Gather all lines in the records below that include the word "Date".

_Exercise data_:
==================================================

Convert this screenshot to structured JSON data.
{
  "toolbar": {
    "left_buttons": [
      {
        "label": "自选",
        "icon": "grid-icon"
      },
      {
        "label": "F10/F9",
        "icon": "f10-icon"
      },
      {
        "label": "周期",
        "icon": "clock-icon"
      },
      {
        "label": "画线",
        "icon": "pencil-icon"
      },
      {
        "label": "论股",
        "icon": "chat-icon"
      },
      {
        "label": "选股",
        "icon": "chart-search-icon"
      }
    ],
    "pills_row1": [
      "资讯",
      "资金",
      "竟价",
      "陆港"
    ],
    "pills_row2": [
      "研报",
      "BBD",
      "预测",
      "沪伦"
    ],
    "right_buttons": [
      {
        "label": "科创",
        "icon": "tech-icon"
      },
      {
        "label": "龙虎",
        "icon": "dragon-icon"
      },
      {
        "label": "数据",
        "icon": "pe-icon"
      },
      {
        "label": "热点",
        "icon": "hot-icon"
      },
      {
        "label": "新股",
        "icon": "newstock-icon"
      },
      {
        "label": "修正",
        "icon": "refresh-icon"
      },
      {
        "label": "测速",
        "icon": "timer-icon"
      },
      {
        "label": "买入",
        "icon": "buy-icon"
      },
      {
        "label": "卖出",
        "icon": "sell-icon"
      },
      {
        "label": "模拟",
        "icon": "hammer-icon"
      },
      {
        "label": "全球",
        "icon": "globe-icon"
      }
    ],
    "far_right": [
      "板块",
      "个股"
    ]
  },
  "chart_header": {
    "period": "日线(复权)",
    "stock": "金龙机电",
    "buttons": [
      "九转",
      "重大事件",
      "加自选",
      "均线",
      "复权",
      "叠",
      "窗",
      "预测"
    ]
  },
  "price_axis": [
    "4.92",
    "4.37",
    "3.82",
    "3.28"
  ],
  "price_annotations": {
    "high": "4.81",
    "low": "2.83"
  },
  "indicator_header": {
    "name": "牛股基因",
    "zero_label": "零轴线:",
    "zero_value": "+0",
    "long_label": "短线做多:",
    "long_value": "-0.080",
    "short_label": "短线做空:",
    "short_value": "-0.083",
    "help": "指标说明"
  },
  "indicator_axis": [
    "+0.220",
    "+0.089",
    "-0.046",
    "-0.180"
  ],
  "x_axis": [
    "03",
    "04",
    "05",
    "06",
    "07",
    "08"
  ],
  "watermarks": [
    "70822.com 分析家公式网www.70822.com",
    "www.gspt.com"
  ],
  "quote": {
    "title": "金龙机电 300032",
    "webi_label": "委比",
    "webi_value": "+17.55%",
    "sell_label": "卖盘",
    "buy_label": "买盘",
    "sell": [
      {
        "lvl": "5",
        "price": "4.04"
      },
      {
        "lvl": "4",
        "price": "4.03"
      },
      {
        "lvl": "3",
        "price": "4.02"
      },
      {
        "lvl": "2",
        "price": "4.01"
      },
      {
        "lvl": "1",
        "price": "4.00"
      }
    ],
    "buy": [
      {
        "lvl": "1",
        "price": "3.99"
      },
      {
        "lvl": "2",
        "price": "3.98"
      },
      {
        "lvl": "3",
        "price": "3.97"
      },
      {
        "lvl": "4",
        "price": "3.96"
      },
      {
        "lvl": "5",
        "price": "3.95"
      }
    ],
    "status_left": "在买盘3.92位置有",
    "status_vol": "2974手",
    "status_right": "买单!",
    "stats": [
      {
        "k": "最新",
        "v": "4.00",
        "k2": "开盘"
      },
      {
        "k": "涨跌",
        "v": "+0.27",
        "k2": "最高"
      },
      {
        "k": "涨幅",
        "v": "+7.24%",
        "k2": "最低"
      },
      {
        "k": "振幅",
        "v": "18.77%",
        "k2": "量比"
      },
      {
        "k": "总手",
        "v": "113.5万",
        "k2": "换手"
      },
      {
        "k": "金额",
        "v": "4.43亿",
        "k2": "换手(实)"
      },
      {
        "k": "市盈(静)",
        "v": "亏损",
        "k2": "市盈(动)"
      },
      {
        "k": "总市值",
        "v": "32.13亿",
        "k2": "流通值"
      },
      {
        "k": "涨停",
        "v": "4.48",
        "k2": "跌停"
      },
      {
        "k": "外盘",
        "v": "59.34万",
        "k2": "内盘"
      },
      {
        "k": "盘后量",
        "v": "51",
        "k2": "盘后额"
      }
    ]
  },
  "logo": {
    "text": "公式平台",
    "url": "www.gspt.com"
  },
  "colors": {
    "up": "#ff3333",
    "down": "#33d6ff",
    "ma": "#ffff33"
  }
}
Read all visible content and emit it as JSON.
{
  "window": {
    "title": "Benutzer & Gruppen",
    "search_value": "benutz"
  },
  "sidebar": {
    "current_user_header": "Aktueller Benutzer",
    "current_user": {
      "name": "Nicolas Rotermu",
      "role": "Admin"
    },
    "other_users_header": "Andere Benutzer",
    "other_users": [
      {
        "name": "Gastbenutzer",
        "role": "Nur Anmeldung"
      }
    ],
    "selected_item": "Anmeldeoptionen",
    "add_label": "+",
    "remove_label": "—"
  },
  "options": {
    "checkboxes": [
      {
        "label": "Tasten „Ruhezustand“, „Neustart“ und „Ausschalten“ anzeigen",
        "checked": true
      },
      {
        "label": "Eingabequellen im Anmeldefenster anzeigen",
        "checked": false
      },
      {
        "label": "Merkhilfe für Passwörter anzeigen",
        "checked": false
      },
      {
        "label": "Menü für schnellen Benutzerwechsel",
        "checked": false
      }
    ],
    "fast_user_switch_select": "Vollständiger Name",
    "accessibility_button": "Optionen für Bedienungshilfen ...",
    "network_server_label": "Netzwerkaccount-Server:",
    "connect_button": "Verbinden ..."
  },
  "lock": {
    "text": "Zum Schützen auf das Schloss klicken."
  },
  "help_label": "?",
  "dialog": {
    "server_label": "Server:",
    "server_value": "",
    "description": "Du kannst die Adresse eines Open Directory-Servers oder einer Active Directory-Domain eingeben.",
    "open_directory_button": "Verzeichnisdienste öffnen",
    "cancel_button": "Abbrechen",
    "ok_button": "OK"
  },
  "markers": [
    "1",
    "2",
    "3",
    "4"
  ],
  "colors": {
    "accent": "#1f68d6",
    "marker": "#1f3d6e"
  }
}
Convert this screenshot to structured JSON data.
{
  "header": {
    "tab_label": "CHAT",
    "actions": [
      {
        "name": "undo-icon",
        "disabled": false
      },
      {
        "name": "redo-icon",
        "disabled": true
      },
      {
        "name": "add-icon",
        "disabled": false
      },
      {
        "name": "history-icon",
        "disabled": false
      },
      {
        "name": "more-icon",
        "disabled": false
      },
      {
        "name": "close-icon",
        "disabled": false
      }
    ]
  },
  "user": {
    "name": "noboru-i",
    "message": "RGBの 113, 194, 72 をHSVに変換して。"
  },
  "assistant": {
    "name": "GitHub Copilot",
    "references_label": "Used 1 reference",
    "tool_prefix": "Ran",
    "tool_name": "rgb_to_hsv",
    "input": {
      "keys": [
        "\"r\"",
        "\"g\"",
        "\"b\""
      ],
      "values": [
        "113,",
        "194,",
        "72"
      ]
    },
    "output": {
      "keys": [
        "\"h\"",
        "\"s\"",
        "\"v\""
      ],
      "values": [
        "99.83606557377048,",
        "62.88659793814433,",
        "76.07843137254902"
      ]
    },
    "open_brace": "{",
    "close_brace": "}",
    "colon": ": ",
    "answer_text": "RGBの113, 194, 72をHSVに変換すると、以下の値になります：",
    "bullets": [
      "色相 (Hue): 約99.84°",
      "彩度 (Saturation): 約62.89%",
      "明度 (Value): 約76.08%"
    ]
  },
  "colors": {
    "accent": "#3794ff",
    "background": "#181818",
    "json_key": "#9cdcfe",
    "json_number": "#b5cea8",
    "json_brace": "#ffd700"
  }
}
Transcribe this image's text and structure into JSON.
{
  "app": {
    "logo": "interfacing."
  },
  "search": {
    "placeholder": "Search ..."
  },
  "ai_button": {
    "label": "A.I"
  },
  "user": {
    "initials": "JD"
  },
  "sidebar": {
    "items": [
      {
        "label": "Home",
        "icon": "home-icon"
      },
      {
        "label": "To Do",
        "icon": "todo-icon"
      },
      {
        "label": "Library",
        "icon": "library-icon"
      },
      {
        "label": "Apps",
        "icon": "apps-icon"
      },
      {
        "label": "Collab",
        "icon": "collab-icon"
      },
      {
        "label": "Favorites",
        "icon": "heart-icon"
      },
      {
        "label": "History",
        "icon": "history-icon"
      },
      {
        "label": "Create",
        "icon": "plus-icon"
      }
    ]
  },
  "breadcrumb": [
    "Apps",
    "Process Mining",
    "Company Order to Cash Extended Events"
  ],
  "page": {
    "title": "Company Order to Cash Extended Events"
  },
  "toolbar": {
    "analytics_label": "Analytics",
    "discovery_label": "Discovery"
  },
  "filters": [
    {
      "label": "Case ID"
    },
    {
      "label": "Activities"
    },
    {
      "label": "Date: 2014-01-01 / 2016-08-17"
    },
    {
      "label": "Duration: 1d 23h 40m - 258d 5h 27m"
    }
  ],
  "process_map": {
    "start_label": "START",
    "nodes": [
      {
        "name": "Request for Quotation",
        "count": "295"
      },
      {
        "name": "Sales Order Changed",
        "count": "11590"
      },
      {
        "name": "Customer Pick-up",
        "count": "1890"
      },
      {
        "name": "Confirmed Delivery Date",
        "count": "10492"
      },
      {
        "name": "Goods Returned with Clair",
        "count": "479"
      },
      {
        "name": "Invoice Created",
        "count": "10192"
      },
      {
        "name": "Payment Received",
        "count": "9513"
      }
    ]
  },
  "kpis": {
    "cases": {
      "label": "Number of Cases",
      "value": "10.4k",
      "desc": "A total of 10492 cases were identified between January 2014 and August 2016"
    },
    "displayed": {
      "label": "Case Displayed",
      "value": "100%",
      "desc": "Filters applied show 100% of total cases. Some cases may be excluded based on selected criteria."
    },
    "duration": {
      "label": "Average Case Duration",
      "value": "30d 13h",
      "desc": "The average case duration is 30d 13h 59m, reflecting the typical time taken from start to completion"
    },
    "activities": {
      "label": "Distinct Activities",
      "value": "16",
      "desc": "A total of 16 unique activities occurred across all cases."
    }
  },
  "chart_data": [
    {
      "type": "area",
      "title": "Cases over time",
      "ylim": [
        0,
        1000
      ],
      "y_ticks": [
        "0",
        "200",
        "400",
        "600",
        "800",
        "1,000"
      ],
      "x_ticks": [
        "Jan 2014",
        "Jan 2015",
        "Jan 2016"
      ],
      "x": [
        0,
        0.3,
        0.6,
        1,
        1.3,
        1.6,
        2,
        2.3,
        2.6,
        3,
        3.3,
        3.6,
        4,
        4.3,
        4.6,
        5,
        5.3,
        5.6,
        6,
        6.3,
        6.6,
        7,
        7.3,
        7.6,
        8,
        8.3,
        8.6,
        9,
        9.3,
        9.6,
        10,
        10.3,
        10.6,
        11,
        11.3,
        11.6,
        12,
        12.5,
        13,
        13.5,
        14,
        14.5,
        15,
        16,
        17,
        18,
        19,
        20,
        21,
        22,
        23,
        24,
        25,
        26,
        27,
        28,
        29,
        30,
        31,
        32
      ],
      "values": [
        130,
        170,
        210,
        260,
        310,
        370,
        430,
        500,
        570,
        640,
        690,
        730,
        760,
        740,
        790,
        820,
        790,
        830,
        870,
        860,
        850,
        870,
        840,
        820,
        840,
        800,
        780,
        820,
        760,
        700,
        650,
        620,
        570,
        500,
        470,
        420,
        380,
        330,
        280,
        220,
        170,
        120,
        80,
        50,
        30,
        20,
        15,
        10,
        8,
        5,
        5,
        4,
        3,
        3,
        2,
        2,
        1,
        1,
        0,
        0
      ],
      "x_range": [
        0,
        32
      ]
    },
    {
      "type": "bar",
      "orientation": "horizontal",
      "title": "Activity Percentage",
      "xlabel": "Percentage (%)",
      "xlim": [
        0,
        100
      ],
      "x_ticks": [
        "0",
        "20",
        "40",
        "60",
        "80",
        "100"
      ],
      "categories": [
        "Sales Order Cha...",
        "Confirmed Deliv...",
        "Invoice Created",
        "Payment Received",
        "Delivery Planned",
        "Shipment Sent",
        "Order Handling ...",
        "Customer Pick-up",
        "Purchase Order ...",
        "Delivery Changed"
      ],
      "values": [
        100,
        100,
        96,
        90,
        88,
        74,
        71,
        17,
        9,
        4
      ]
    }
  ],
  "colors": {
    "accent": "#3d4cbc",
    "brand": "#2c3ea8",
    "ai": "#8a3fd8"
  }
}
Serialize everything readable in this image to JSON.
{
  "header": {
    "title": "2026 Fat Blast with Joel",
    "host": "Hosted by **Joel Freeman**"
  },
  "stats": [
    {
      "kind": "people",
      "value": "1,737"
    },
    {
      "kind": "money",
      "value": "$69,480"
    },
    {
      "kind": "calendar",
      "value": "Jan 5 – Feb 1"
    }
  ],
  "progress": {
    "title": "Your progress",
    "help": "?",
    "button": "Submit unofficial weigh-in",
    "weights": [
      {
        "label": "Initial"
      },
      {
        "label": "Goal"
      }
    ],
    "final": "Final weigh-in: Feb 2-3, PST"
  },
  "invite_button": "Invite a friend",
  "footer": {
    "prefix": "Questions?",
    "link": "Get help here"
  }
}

==================================================

_Answer to the problem_:
      "label": "Date: 2014-01-01 / 2016-08-17"
        "name": "Confirmed Delivery Date",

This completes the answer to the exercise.